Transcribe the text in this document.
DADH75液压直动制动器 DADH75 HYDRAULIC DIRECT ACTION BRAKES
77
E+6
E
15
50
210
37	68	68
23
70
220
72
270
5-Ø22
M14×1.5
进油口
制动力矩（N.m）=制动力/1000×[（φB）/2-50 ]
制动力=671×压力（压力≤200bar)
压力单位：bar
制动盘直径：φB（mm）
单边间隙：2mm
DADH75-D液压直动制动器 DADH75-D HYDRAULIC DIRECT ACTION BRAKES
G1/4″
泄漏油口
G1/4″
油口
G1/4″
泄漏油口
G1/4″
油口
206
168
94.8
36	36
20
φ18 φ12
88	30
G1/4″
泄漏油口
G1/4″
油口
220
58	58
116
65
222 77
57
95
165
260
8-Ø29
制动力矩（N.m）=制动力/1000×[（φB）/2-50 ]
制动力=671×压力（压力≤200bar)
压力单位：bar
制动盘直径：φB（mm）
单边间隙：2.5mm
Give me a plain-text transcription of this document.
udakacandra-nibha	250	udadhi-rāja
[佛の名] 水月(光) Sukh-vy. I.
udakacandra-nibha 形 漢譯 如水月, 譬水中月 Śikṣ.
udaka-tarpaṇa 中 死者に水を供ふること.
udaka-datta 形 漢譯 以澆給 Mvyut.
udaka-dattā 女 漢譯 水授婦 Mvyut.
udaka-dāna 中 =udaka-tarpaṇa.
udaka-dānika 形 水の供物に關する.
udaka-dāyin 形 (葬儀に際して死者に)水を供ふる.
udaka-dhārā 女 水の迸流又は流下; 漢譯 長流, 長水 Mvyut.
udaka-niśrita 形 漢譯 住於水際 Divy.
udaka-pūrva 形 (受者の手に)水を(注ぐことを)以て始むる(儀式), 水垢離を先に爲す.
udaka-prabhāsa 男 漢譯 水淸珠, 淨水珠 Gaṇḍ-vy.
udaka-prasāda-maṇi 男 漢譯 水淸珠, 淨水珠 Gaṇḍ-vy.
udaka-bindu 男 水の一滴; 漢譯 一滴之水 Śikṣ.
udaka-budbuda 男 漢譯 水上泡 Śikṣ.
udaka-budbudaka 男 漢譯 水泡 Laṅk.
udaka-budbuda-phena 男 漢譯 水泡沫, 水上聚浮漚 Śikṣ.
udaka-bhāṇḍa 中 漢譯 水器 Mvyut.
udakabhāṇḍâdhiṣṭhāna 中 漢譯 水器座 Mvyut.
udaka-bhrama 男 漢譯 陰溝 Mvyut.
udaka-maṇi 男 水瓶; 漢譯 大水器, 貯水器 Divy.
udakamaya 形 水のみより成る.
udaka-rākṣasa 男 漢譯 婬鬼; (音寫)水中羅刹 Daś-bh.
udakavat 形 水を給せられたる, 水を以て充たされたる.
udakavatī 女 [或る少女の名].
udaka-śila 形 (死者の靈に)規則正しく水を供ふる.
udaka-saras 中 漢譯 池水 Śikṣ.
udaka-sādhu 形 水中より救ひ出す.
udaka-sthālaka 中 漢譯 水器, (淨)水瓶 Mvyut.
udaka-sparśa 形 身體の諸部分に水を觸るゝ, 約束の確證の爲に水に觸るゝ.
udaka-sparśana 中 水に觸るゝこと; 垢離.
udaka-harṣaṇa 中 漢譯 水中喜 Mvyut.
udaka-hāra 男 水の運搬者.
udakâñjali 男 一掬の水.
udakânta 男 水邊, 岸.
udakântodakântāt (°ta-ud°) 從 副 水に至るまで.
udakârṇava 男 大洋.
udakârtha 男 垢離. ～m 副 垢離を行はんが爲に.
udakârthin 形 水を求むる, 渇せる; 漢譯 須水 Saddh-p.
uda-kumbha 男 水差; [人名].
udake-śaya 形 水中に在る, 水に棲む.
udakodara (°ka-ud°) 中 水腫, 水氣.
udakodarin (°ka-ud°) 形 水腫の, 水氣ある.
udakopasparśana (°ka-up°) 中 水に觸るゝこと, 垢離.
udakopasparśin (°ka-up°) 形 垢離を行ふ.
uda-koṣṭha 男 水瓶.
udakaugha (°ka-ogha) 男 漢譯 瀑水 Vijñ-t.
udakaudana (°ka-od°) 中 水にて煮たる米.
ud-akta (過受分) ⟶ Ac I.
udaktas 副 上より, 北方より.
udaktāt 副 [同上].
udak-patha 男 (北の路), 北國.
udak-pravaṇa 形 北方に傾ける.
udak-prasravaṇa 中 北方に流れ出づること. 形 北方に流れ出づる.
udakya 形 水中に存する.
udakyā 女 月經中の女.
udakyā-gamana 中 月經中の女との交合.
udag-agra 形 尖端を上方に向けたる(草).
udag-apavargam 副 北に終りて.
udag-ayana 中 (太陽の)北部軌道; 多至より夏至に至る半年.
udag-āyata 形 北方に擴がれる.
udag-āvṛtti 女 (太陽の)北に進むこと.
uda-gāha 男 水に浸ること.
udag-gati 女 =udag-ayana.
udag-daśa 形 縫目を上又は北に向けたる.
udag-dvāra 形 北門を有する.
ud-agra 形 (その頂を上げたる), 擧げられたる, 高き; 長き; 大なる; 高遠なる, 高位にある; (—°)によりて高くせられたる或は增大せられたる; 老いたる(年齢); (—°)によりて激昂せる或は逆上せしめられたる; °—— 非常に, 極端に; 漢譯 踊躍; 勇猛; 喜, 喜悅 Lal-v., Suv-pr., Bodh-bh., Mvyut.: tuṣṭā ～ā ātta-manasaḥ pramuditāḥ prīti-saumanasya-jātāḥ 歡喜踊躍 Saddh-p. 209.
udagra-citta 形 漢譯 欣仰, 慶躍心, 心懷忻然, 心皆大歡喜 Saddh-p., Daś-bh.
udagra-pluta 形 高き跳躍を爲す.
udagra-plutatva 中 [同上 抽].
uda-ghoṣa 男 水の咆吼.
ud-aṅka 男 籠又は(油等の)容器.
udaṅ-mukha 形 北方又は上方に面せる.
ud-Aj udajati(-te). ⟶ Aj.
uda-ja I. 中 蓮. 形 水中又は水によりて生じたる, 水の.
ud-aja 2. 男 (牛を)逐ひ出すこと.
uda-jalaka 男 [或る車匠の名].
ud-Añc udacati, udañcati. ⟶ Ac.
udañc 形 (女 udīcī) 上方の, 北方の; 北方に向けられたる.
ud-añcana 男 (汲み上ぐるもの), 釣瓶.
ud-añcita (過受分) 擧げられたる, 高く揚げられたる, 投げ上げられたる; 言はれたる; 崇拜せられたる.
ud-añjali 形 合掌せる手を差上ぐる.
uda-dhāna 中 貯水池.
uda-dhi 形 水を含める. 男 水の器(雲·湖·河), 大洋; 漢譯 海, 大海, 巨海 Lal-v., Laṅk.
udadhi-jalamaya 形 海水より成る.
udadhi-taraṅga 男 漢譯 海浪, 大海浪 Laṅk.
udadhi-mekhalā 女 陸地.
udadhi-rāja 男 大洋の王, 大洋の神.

Directions for this task >> Reproduce the material exactly, with every line intact.

Response below >>
Transcribe the text in this document.
DADH75液压直动制动器 DADH75 HYDRAULIC DIRECT ACTION BRAKES
77
E+6
E
15
50
210
37	68	68
23
70
220
72
270
5-Ø22
M14×1.5
进油口
制动力矩（N.m）=制动力/1000×[（φB）/2-50 ]
制动力=671×压力（压力≤200bar)
压力单位：bar
制动盘直径：φB（mm）
单边间隙：2mm
DADH75-D液压直动制动器 DADH75-D HYDRAULIC DIRECT ACTION BRAKES
G1/4″
泄漏油口
G1/4″
油口
G1/4″
泄漏油口
G1/4″
油口
206
168
94.8
36	36
20
φ18 φ12
88	30
G1/4″
泄漏油口
G1/4″
油口
220
58	58
116
65
222 77
57
95
165
260
8-Ø29
制动力矩（N.m）=制动力/1000×[（φB）/2-50 ]
制动力=671×压力（压力≤200bar)
压力单位：bar
制动盘直径：φB（mm）
单边间隙：2.5mm
Give me a plain-text transcription of this document.
udakacandra-nibha	250	udadhi-rāja
[佛の名] 水月(光) Sukh-vy. I.
udakacandra-nibha 形 漢譯 如水月, 譬水中月 Śikṣ.
udaka-tarpaṇa 中 死者に水を供ふること.
udaka-datta 形 漢譯 以澆給 Mvyut.
udaka-dattā 女 漢譯 水授婦 Mvyut.
udaka-dāna 中 =udaka-tarpaṇa.
udaka-dānika 形 水の供物に關する.
udaka-dāyin 形 (葬儀に際して死者に)水を供ふる.
udaka-dhārā 女 水の迸流又は流下; 漢譯 長流, 長水 Mvyut.
udaka-niśrita 形 漢譯 住於水際 Divy.
udaka-pūrva 形 (受者の手に)水を(注ぐことを)以て始むる(儀式), 水垢離を先に爲す.
udaka-prabhāsa 男 漢譯 水淸珠, 淨水珠 Gaṇḍ-vy.
udaka-prasāda-maṇi 男 漢譯 水淸珠, 淨水珠 Gaṇḍ-vy.
udaka-bindu 男 水の一滴; 漢譯 一滴之水 Śikṣ.
udaka-budbuda 男 漢譯 水上泡 Śikṣ.
udaka-budbudaka 男 漢譯 水泡 Laṅk.
udaka-budbuda-phena 男 漢譯 水泡沫, 水上聚浮漚 Śikṣ.
udaka-bhāṇḍa 中 漢譯 水器 Mvyut.
udakabhāṇḍâdhiṣṭhāna 中 漢譯 水器座 Mvyut.
udaka-bhrama 男 漢譯 陰溝 Mvyut.
udaka-maṇi 男 水瓶; 漢譯 大水器, 貯水器 Divy.
udakamaya 形 水のみより成る.
udaka-rākṣasa 男 漢譯 婬鬼; (音寫)水中羅刹 Daś-bh.
udakavat 形 水を給せられたる, 水を以て充たされたる.
udakavatī 女 [或る少女の名].
udaka-śila 形 (死者の靈に)規則正しく水を供ふる.
udaka-saras 中 漢譯 池水 Śikṣ.
udaka-sādhu 形 水中より救ひ出す.
udaka-sthālaka 中 漢譯 水器, (淨)水瓶 Mvyut.
udaka-sparśa 形 身體の諸部分に水を觸るゝ, 約束の確證の爲に水に觸るゝ.
udaka-sparśana 中 水に觸るゝこと; 垢離.
udaka-harṣaṇa 中 漢譯 水中喜 Mvyut.
udaka-hāra 男 水の運搬者.
udakâñjali 男 一掬の水.
udakânta 男 水邊, 岸.
udakântodakântāt (°ta-ud°) 從 副 水に至るまで.
udakârṇava 男 大洋.
udakârtha 男 垢離. ～m 副 垢離を行はんが爲に.
udakârthin 形 水を求むる, 渇せる; 漢譯 須水 Saddh-p.
uda-kumbha 男 水差; [人名].
udake-śaya 形 水中に在る, 水に棲む.
udakodara (°ka-ud°) 中 水腫, 水氣.
udakodarin (°ka-ud°) 形 水腫の, 水氣ある.
udakopasparśana (°ka-up°) 中 水に觸るゝこと, 垢離.
udakopasparśin (°ka-up°) 形 垢離を行ふ.
uda-koṣṭha 男 水瓶.
udakaugha (°ka-ogha) 男 漢譯 瀑水 Vijñ-t.
udakaudana (°ka-od°) 中 水にて煮たる米.
ud-akta (過受分) ⟶ Ac I.
udaktas 副 上より, 北方より.
udaktāt 副 [同上].
udak-patha 男 (北の路), 北國.
udak-pravaṇa 形 北方に傾ける.
udak-prasravaṇa 中 北方に流れ出づること. 形 北方に流れ出づる.
udakya 形 水中に存する.
udakyā 女 月經中の女.
udakyā-gamana 中 月經中の女との交合.
udag-agra 形 尖端を上方に向けたる(草).
udag-apavargam 副 北に終りて.
udag-ayana 中 (太陽の)北部軌道; 多至より夏至に至る半年.
udag-āyata 形 北方に擴がれる.
udag-āvṛtti 女 (太陽の)北に進むこと.
uda-gāha 男 水に浸ること.
udag-gati 女 =udag-ayana.
udag-daśa 形 縫目を上又は北に向けたる.
udag-dvāra 形 北門を有する.
ud-agra 形 (その頂を上げたる), 擧げられたる, 高き; 長き; 大なる; 高遠なる, 高位にある; (—°)によりて高くせられたる或は增大せられたる; 老いたる(年齢); (—°)によりて激昂せる或は逆上せしめられたる; °—— 非常に, 極端に; 漢譯 踊躍; 勇猛; 喜, 喜悅 Lal-v., Suv-pr., Bodh-bh., Mvyut.: tuṣṭā ～ā ātta-manasaḥ pramuditāḥ prīti-saumanasya-jātāḥ 歡喜踊躍 Saddh-p. 209.
udagra-citta 形 漢譯 欣仰, 慶躍心, 心懷忻然, 心皆大歡喜 Saddh-p., Daś-bh.
udagra-pluta 形 高き跳躍を爲す.
udagra-plutatva 中 [同上 抽].
uda-ghoṣa 男 水の咆吼.
ud-aṅka 男 籠又は(油等の)容器.
udaṅ-mukha 形 北方又は上方に面せる.
ud-Aj udajati(-te). ⟶ Aj.
uda-ja I. 中 蓮. 形 水中又は水によりて生じたる, 水の.
ud-aja 2. 男 (牛を)逐ひ出すこと.
uda-jalaka 男 [或る車匠の名].
ud-Añc udacati, udañcati. ⟶ Ac.
udañc 形 (女 udīcī) 上方の, 北方の; 北方に向けられたる.
ud-añcana 男 (汲み上ぐるもの), 釣瓶.
ud-añcita (過受分) 擧げられたる, 高く揚げられたる, 投げ上げられたる; 言はれたる; 崇拜せられたる.
ud-añjali 形 合掌せる手を差上ぐる.
uda-dhāna 中 貯水池.
uda-dhi 形 水を含める. 男 水の器(雲·湖·河), 大洋; 漢譯 海, 大海, 巨海 Lal-v., Laṅk.
udadhi-jalamaya 形 海水より成る.
udadhi-taraṅga 男 漢譯 海浪, 大海浪 Laṅk.
udadhi-mekhalā 女 陸地.
udadhi-rāja 男 大洋の王, 大洋の神.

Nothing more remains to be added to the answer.